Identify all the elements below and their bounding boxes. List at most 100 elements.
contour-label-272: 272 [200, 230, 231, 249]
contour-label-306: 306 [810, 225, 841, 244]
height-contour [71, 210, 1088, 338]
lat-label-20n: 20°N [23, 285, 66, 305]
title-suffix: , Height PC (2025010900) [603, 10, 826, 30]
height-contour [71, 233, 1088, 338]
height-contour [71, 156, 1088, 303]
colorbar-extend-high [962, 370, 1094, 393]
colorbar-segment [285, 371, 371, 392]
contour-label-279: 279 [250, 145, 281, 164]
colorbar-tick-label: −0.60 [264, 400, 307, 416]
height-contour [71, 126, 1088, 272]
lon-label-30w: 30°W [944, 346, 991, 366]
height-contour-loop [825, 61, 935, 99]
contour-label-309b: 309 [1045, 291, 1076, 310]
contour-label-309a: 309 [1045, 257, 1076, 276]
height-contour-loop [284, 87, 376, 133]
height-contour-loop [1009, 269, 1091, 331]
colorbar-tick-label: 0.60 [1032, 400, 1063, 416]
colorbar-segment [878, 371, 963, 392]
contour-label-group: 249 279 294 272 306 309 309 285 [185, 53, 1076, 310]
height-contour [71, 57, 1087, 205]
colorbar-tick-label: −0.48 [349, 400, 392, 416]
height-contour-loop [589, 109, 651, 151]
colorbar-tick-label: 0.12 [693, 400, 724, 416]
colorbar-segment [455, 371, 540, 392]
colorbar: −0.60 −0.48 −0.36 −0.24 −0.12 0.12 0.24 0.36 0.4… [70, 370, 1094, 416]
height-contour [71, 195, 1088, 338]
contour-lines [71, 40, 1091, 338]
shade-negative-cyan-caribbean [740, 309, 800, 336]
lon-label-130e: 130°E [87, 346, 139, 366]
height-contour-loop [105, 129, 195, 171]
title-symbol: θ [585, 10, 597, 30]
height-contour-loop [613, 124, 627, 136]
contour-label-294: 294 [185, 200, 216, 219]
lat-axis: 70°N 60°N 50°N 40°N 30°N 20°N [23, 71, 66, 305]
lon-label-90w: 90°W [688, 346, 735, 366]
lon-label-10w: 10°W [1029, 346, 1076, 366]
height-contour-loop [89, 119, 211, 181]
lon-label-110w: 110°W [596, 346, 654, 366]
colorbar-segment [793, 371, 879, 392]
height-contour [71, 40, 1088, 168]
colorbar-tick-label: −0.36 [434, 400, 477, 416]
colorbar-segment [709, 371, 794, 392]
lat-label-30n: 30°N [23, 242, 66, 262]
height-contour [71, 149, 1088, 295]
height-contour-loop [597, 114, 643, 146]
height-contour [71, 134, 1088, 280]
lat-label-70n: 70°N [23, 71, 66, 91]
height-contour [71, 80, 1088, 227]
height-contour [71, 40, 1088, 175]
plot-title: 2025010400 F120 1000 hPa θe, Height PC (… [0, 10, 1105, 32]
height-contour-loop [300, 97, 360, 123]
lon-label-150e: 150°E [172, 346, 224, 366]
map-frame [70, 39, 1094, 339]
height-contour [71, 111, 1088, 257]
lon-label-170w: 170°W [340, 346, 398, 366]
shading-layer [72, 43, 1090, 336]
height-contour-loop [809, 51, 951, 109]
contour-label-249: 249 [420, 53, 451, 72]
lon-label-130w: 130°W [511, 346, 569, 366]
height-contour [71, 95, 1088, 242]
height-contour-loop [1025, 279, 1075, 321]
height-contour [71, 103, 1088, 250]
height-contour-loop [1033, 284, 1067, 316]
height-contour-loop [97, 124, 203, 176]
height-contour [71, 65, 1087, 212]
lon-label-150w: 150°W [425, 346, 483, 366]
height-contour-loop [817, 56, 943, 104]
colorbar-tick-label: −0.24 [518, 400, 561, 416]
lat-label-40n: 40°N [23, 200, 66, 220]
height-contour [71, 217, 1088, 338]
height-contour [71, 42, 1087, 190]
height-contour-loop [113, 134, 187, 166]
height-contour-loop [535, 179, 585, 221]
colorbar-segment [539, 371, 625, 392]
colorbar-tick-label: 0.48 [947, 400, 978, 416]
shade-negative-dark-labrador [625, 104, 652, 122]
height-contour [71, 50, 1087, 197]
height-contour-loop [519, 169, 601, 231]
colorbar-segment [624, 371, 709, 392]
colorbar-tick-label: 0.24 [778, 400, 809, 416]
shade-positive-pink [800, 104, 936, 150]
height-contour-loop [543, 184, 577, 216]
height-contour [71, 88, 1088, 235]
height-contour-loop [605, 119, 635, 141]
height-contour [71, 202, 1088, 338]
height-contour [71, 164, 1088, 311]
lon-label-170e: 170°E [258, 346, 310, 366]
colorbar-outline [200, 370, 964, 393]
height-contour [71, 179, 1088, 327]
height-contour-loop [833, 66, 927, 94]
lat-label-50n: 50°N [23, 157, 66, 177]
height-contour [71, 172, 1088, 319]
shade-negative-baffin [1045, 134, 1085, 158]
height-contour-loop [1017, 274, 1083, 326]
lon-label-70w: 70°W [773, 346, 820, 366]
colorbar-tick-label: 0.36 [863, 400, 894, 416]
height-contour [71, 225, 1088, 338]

##############################

__The task__: Could you copy out every line above, unchanged, starting with the first one and ending with the one containing "colorbar-tick-label: 0.60 [1032, 400, 1063, 416]", both included?

__Task answer__:
Identify all the elements below and their bounding boxes. List at most 100 elements.
contour-label-272: 272 [200, 230, 231, 249]
contour-label-306: 306 [810, 225, 841, 244]
height-contour [71, 210, 1088, 338]
lat-label-20n: 20°N [23, 285, 66, 305]
title-suffix: , Height PC (2025010900) [603, 10, 826, 30]
height-contour [71, 233, 1088, 338]
height-contour [71, 156, 1088, 303]
colorbar-extend-high [962, 370, 1094, 393]
colorbar-segment [285, 371, 371, 392]
contour-label-279: 279 [250, 145, 281, 164]
colorbar-tick-label: −0.60 [264, 400, 307, 416]
height-contour [71, 126, 1088, 272]
lon-label-30w: 30°W [944, 346, 991, 366]
height-contour-loop [825, 61, 935, 99]
contour-label-309b: 309 [1045, 291, 1076, 310]
contour-label-309a: 309 [1045, 257, 1076, 276]
height-contour-loop [284, 87, 376, 133]
height-contour-loop [1009, 269, 1091, 331]
colorbar-tick-label: 0.60 [1032, 400, 1063, 416]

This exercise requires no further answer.